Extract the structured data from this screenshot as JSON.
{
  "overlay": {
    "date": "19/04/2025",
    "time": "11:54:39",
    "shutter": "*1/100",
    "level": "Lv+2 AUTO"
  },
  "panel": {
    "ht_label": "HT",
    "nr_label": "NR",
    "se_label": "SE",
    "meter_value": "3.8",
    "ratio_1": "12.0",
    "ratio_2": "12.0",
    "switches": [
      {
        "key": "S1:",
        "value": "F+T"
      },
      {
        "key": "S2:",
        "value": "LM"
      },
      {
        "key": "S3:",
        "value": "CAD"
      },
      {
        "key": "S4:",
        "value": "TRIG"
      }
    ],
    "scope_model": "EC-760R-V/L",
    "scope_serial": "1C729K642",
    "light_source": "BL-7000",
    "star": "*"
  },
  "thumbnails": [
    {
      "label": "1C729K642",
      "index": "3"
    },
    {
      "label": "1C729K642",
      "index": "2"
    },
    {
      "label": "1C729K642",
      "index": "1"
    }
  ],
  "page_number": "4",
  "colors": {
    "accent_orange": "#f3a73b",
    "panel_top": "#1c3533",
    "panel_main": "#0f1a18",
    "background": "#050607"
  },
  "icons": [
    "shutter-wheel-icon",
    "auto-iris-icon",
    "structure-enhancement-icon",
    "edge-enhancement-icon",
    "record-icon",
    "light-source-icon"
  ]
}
○ ○ ○
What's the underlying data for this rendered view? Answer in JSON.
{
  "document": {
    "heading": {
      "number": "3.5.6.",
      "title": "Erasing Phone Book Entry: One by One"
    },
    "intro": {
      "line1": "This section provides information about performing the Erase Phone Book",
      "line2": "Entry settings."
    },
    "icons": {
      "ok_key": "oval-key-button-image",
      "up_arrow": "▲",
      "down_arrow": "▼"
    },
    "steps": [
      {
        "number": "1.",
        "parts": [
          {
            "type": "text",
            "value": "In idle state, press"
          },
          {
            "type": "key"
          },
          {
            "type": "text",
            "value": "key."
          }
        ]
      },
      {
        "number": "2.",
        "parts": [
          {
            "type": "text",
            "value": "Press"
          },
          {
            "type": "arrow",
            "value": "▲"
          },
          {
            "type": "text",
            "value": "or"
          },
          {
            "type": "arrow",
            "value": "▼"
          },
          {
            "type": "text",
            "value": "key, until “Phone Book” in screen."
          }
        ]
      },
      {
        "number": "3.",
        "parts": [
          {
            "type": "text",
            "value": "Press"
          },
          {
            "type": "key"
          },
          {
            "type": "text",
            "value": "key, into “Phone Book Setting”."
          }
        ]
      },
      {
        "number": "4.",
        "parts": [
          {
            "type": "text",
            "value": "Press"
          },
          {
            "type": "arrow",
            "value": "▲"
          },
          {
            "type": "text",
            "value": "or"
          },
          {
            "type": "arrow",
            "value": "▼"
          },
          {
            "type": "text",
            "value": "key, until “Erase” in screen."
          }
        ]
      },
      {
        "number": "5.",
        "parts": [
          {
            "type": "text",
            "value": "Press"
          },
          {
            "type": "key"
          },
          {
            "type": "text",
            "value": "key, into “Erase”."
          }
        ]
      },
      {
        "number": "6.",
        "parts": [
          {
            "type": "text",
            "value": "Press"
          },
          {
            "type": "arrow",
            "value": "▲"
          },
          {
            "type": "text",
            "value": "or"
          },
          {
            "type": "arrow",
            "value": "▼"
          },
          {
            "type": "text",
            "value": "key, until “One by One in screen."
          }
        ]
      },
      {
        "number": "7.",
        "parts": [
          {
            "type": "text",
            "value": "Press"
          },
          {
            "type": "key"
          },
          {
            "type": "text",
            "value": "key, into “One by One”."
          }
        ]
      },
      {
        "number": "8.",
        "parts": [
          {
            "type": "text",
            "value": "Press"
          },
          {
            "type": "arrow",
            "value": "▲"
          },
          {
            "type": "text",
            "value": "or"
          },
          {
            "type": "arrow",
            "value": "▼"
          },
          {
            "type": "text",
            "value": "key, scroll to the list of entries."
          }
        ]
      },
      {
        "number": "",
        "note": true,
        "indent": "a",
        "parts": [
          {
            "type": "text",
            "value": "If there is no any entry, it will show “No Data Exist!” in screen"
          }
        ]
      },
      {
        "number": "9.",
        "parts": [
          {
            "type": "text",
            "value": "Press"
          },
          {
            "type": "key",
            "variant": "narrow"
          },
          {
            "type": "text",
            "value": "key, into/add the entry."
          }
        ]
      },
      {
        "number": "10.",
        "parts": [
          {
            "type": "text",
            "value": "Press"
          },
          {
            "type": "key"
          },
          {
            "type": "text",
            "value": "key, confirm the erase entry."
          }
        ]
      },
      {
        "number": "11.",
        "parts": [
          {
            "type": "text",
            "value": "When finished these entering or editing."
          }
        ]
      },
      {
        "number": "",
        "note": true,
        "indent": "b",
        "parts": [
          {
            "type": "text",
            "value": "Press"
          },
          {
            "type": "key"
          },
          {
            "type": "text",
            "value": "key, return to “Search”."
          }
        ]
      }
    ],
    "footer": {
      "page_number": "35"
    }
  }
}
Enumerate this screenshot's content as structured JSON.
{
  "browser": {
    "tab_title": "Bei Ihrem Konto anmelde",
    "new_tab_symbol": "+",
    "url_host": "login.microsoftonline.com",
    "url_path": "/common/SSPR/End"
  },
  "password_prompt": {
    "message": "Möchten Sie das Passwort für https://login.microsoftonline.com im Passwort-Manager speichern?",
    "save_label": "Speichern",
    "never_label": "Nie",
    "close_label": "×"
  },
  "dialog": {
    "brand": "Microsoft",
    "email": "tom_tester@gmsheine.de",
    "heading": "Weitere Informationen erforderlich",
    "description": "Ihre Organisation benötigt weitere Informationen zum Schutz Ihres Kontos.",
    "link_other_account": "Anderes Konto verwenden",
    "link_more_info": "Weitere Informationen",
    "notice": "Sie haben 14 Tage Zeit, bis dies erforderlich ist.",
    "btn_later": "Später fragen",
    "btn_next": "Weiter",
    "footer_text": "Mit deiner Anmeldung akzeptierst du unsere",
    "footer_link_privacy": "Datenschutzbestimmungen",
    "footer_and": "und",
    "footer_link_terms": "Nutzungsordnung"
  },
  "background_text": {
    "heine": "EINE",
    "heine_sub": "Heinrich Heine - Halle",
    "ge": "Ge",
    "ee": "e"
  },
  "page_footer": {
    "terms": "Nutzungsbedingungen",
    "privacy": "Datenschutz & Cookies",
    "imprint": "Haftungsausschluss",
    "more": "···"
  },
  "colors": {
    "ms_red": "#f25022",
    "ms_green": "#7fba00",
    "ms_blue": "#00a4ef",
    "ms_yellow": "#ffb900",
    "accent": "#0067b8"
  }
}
○ ○ ○
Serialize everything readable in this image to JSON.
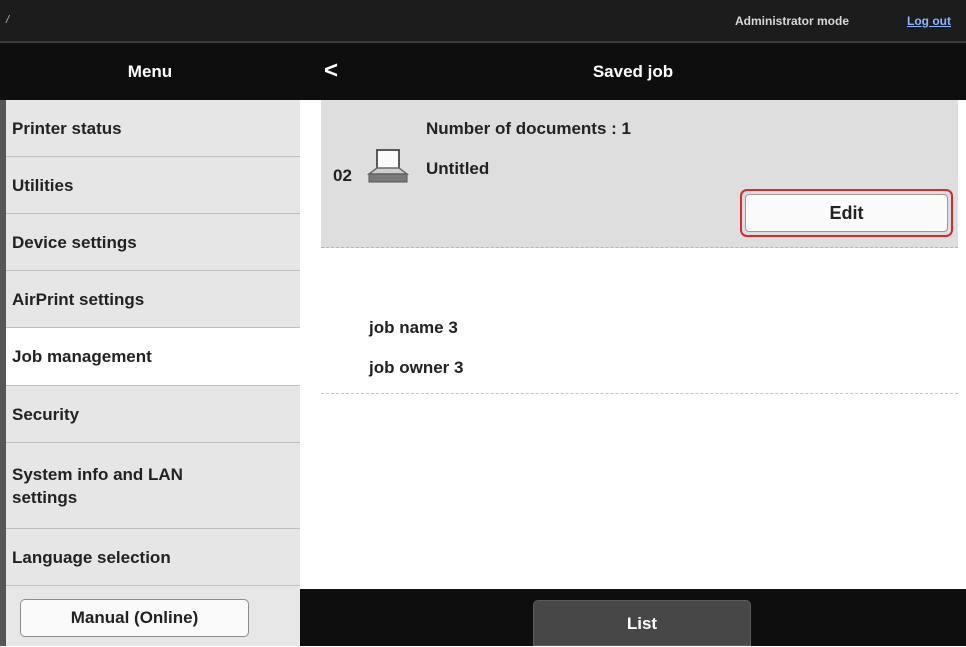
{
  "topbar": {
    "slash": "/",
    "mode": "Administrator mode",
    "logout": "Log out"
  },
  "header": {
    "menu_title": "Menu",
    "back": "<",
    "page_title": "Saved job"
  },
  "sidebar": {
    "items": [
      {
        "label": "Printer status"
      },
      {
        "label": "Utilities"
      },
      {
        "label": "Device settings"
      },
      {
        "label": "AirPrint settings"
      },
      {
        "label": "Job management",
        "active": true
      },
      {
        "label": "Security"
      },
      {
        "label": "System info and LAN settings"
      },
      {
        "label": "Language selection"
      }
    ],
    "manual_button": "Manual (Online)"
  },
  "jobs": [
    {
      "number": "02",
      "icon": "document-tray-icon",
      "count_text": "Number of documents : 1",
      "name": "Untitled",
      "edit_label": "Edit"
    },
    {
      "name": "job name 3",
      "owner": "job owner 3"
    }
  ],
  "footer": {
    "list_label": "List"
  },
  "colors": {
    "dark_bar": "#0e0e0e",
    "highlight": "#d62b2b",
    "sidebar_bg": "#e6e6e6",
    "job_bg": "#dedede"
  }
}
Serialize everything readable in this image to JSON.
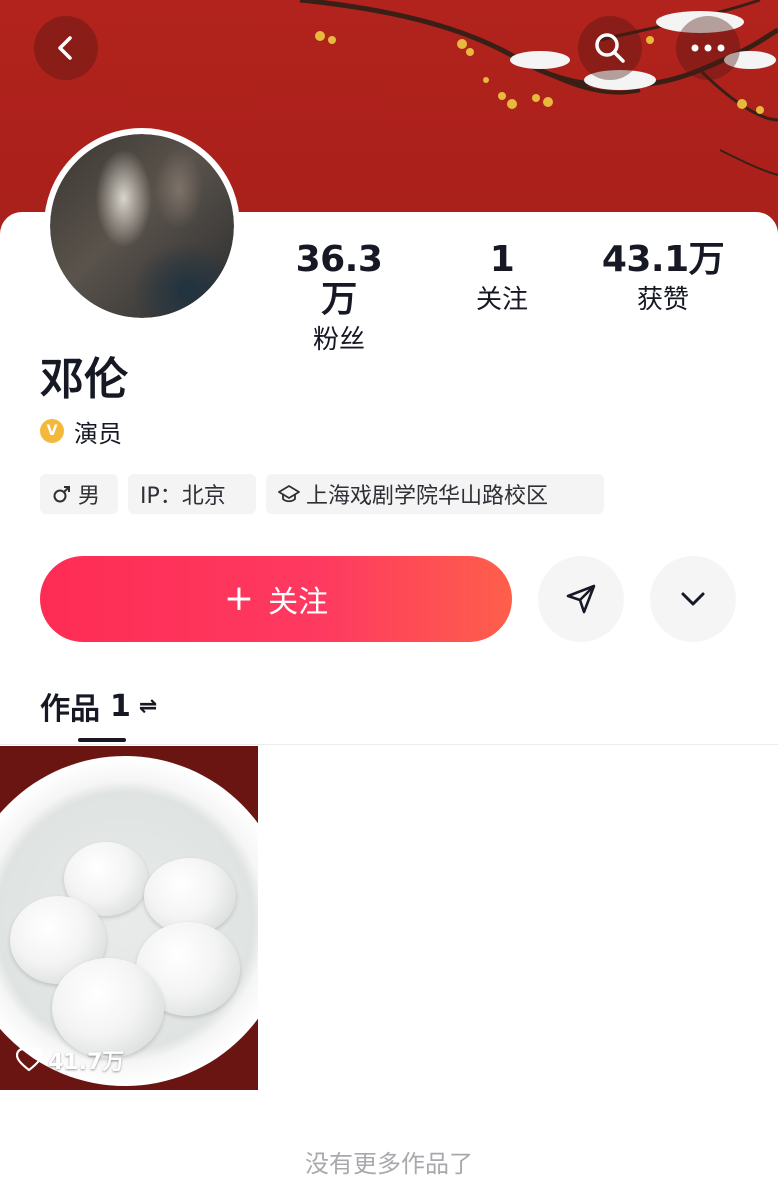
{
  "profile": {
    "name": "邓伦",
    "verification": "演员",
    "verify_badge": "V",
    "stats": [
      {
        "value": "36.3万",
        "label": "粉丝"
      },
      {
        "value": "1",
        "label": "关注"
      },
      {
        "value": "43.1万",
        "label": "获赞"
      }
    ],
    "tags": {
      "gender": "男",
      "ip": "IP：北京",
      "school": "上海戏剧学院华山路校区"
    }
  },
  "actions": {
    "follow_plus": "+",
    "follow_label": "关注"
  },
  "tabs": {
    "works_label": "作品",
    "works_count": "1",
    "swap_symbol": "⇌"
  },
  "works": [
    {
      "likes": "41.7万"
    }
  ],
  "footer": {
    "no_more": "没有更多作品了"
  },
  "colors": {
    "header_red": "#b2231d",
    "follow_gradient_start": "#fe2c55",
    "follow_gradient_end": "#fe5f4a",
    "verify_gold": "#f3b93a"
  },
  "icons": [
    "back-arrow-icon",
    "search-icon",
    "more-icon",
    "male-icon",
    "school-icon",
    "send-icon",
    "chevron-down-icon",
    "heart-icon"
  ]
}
○ ○ ○
• OBJECTIVE
Report the number of lines that contain "heading", with no other words.

• TASK RESPONSE
2